Short exercise:
Reproduce the listing below verbatim.

-- BEGIN --

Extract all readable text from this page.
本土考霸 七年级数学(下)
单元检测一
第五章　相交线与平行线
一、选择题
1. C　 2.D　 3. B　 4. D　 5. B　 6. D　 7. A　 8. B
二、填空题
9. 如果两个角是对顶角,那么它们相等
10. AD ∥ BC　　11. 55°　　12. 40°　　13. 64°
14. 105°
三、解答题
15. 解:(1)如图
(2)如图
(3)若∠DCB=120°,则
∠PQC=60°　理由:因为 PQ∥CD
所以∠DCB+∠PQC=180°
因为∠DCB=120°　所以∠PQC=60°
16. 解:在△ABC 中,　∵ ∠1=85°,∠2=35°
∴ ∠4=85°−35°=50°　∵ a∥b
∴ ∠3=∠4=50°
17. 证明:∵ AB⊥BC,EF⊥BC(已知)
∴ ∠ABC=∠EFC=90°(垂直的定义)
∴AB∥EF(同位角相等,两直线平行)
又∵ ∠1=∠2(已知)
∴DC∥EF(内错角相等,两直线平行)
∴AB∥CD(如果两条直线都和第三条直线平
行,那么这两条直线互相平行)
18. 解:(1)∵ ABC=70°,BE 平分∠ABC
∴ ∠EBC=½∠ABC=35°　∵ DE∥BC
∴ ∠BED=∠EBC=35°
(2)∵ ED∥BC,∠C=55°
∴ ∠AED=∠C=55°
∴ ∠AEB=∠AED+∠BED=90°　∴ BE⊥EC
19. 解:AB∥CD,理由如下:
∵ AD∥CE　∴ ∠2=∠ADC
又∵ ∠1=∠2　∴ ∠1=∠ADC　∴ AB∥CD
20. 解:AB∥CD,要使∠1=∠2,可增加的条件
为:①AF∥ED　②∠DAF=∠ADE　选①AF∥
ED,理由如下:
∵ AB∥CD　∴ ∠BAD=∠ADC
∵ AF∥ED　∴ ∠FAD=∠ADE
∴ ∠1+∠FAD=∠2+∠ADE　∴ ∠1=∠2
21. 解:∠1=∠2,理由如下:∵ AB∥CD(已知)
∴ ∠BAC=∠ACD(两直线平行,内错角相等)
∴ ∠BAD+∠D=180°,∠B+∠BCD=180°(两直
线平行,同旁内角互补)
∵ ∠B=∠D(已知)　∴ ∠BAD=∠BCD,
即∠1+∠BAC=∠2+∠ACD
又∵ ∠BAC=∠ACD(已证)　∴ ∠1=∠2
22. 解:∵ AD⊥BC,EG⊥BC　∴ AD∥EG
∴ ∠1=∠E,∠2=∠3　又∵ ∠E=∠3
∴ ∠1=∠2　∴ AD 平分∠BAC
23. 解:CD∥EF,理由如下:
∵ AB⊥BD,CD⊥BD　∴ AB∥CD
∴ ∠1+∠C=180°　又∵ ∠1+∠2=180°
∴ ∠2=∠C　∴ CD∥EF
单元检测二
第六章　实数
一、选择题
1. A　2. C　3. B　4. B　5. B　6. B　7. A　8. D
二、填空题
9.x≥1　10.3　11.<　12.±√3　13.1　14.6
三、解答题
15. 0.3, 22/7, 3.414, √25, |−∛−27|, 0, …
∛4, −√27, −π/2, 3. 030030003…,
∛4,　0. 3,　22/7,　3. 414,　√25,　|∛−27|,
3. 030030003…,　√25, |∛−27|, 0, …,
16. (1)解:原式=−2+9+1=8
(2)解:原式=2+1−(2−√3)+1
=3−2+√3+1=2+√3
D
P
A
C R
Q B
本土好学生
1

-- END --

Output of the exercise:
Extract all readable text from this page.
本土考霸 七年级数学(下)
单元检测一
第五章　相交线与平行线
一、选择题
1. C　 2.D　 3. B　 4. D　 5. B　 6. D　 7. A　 8. B
二、填空题
9. 如果两个角是对顶角,那么它们相等
10. AD ∥ BC　　11. 55°　　12. 40°　　13. 64°
14. 105°
三、解答题
15. 解:(1)如图
(2)如图
(3)若∠DCB=120°,则
∠PQC=60°　理由:因为 PQ∥CD
所以∠DCB+∠PQC=180°
因为∠DCB=120°　所以∠PQC=60°
16. 解:在△ABC 中,　∵ ∠1=85°,∠2=35°
∴ ∠4=85°−35°=50°　∵ a∥b
∴ ∠3=∠4=50°
17. 证明:∵ AB⊥BC,EF⊥BC(已知)
∴ ∠ABC=∠EFC=90°(垂直的定义)
∴AB∥EF(同位角相等,两直线平行)
又∵ ∠1=∠2(已知)
∴DC∥EF(内错角相等,两直线平行)
∴AB∥CD(如果两条直线都和第三条直线平
行,那么这两条直线互相平行)
18. 解:(1)∵ ABC=70°,BE 平分∠ABC
∴ ∠EBC=½∠ABC=35°　∵ DE∥BC
∴ ∠BED=∠EBC=35°
(2)∵ ED∥BC,∠C=55°
∴ ∠AED=∠C=55°
∴ ∠AEB=∠AED+∠BED=90°　∴ BE⊥EC
19. 解:AB∥CD,理由如下:
∵ AD∥CE　∴ ∠2=∠ADC
又∵ ∠1=∠2　∴ ∠1=∠ADC　∴ AB∥CD
20. 解:AB∥CD,要使∠1=∠2,可增加的条件
为:①AF∥ED　②∠DAF=∠ADE　选①AF∥
ED,理由如下:
∵ AB∥CD　∴ ∠BAD=∠ADC
∵ AF∥ED　∴ ∠FAD=∠ADE
∴ ∠1+∠FAD=∠2+∠ADE　∴ ∠1=∠2
21. 解:∠1=∠2,理由如下:∵ AB∥CD(已知)
∴ ∠BAC=∠ACD(两直线平行,内错角相等)
∴ ∠BAD+∠D=180°,∠B+∠BCD=180°(两直
线平行,同旁内角互补)
∵ ∠B=∠D(已知)　∴ ∠BAD=∠BCD,
即∠1+∠BAC=∠2+∠ACD
又∵ ∠BAC=∠ACD(已证)　∴ ∠1=∠2
22. 解:∵ AD⊥BC,EG⊥BC　∴ AD∥EG
∴ ∠1=∠E,∠2=∠3　又∵ ∠E=∠3
∴ ∠1=∠2　∴ AD 平分∠BAC
23. 解:CD∥EF,理由如下:
∵ AB⊥BD,CD⊥BD　∴ AB∥CD
∴ ∠1+∠C=180°　又∵ ∠1+∠2=180°
∴ ∠2=∠C　∴ CD∥EF
单元检测二
第六章　实数
一、选择题
1. A　2. C　3. B　4. B　5. B　6. B　7. A　8. D
二、填空题
9.x≥1　10.3　11.<　12.±√3　13.1　14.6
三、解答题
15. 0.3, 22/7, 3.414, √25, |−∛−27|, 0, …
∛4, −√27, −π/2, 3. 030030003…,
∛4,　0. 3,　22/7,　3. 414,　√25,　|∛−27|,
3. 030030003…,　√25, |∛−27|, 0, …,
16. (1)解:原式=−2+9+1=8
(2)解:原式=2+1−(2−√3)+1
=3−2+√3+1=2+√3
D
P
A
C R
Q B
本土好学生
1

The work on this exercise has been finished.